* START *
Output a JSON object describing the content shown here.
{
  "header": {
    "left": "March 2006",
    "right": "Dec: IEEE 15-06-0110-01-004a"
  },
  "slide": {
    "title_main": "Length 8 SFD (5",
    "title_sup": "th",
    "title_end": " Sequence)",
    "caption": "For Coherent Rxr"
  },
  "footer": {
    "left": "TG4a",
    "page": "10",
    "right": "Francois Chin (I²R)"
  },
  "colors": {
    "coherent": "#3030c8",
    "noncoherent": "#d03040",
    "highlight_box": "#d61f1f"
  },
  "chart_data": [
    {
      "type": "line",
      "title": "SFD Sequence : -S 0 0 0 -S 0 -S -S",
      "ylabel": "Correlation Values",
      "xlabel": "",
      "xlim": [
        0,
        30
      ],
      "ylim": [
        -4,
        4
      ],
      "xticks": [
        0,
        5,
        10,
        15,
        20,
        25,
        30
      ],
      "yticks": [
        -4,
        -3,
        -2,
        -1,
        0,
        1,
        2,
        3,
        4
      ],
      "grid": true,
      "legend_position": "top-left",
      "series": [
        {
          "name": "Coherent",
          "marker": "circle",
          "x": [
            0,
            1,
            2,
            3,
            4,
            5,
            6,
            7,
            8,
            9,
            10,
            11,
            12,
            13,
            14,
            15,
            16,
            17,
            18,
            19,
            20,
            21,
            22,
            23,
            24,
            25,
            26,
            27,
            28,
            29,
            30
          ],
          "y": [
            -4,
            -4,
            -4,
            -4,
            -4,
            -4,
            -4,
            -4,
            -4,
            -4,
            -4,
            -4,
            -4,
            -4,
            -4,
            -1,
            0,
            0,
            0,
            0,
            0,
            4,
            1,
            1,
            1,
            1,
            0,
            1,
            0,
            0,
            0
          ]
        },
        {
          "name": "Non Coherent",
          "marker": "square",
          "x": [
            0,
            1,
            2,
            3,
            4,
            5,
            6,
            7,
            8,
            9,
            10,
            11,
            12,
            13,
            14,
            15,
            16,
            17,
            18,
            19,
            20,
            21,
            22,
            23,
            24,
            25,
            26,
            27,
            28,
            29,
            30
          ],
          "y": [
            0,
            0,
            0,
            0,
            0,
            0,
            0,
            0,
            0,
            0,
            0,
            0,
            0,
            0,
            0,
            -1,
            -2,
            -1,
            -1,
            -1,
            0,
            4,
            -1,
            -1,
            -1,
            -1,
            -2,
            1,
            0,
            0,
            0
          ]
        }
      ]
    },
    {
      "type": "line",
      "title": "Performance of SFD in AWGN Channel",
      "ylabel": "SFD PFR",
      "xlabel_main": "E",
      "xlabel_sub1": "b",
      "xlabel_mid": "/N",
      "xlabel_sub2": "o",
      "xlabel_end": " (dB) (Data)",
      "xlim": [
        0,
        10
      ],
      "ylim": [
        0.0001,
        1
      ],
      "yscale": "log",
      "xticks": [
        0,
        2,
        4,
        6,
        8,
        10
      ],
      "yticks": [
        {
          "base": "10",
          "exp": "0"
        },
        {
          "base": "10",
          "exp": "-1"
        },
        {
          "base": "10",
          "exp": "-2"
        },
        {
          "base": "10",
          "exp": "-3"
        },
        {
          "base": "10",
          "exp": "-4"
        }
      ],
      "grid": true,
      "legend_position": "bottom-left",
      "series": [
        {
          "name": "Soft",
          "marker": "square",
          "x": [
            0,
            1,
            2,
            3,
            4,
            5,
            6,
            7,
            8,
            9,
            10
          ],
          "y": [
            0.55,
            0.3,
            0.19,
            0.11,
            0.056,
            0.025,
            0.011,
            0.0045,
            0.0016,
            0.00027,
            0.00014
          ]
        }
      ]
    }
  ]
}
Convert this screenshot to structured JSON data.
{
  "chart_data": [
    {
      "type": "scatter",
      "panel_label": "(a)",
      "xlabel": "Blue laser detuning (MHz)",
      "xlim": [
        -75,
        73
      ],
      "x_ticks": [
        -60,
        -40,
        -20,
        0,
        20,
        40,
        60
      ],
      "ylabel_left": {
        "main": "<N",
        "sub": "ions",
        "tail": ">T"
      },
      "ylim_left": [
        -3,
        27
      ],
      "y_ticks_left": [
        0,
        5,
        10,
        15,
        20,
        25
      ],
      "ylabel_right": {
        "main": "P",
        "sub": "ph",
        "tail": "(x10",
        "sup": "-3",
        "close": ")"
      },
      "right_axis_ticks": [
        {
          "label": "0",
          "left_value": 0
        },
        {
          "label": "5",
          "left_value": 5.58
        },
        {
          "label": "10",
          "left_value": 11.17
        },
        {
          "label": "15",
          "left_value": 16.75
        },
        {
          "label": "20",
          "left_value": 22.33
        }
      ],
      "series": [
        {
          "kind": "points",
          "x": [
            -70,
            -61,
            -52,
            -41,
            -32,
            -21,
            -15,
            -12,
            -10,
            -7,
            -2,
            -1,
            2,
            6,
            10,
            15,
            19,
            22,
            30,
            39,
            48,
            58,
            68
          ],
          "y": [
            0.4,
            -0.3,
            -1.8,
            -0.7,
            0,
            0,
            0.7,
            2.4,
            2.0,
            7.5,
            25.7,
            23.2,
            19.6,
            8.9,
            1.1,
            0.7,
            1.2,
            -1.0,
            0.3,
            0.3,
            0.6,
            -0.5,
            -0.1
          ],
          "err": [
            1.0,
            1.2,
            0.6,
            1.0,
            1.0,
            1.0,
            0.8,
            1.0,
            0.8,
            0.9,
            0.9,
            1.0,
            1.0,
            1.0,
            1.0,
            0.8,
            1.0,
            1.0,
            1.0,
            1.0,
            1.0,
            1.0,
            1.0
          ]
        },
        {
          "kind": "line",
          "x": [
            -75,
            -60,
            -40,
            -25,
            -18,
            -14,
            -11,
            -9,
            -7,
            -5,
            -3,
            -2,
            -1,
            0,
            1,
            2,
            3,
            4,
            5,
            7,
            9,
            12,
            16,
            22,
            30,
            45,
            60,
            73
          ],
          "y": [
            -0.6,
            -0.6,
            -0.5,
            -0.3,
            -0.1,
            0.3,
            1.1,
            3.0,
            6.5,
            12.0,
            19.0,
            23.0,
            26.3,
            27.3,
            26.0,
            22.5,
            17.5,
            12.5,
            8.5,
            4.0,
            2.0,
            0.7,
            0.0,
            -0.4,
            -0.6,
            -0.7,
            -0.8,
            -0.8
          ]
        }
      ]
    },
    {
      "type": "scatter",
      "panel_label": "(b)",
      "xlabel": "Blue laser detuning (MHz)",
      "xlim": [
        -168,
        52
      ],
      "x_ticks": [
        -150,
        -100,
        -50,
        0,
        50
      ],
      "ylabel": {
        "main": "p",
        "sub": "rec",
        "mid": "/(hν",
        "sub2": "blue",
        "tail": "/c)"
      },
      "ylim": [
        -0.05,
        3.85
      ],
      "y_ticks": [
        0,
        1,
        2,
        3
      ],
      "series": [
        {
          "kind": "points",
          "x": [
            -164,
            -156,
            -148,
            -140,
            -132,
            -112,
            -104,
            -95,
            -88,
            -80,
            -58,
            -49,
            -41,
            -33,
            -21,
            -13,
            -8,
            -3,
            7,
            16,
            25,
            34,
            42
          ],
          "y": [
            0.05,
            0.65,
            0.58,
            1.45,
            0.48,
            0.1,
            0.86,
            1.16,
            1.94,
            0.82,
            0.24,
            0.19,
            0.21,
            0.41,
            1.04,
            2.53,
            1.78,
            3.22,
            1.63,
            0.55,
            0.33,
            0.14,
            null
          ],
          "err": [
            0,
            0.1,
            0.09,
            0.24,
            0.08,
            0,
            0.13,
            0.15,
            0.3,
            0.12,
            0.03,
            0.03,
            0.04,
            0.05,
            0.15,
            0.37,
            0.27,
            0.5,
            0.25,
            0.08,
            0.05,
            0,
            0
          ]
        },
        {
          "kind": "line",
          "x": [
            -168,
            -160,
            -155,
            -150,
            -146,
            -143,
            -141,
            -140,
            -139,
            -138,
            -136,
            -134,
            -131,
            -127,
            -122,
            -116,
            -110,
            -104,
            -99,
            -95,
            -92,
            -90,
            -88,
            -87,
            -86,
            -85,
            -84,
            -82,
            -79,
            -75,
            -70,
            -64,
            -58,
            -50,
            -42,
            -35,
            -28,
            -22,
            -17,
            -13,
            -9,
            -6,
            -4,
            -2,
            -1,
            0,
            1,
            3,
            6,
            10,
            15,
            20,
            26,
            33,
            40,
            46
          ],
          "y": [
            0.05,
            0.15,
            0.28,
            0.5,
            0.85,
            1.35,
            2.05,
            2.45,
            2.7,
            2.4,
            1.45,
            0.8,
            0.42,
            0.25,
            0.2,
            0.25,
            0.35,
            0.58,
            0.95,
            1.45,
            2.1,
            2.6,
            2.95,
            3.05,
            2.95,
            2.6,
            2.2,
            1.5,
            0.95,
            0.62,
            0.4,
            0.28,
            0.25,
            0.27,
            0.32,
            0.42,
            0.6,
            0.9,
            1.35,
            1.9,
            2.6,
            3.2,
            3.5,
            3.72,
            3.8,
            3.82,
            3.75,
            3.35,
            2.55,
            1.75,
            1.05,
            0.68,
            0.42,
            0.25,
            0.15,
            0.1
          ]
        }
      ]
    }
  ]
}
* END *
## [Short problem]
Using the listing, copy every line where the word "JSON" shows up.

## [Correct answer]
Output a JSON object describing the content shown here.
Convert this screenshot to structured JSON data.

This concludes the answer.